**Brief:**
Copy each line with the word "name" in it.

-- Start of Entries provided --

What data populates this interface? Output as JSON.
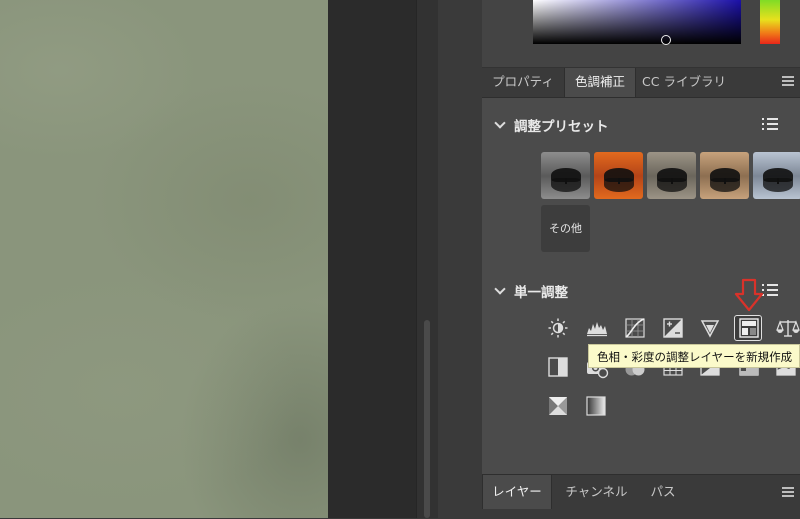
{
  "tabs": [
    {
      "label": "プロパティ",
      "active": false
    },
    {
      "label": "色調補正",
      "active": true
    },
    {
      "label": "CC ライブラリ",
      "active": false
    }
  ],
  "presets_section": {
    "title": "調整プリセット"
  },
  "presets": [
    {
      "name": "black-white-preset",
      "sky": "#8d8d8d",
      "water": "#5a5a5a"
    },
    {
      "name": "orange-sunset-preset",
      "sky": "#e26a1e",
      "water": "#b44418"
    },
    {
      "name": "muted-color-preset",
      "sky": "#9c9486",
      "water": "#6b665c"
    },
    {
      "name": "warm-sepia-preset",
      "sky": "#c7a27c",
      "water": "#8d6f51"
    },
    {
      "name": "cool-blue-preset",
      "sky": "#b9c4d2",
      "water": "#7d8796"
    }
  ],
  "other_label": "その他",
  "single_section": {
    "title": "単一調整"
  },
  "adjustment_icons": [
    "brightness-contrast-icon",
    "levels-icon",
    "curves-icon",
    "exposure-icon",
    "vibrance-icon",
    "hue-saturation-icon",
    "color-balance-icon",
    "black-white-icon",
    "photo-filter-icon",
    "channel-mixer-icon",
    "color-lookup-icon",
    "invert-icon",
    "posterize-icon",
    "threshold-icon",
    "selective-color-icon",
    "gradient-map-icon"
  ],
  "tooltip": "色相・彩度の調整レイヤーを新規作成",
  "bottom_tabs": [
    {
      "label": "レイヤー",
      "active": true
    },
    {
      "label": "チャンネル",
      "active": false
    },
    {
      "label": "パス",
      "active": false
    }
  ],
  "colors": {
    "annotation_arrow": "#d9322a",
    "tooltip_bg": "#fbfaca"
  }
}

-- End of Entries provided --
-- Start of Entries provided --

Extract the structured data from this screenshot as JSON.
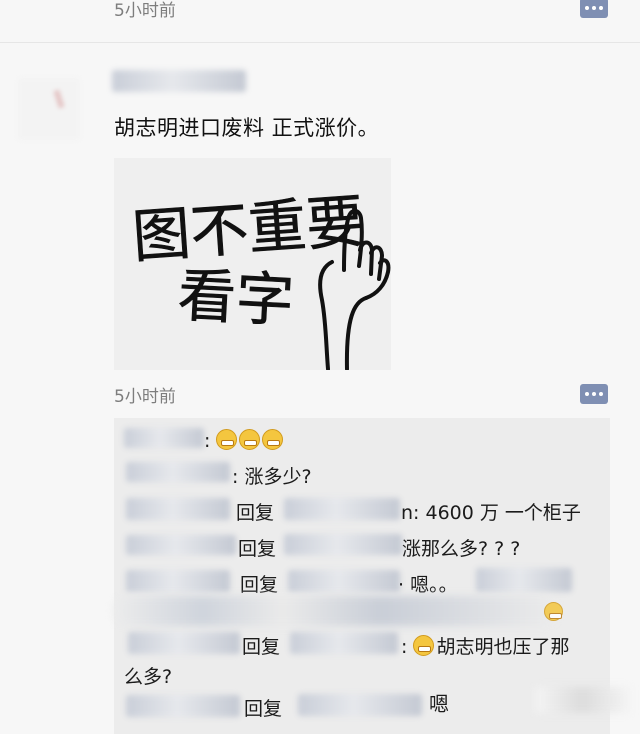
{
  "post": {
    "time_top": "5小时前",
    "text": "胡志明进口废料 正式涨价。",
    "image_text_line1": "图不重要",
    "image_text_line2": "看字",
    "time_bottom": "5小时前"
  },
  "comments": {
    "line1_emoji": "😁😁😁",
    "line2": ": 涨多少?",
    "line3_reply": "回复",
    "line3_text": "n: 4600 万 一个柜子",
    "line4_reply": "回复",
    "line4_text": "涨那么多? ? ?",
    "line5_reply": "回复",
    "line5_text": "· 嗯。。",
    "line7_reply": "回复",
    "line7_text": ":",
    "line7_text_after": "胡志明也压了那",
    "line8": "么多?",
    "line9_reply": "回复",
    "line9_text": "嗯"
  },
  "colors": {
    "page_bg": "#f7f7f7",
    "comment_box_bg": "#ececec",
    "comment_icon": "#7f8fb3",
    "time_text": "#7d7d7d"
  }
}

-- End of Entries provided --

**Response to the exercise:**
      "name": "black-white-preset",
      "name": "orange-sunset-preset",
      "name": "muted-color-preset",
      "name": "warm-sepia-preset",
      "name": "cool-blue-preset",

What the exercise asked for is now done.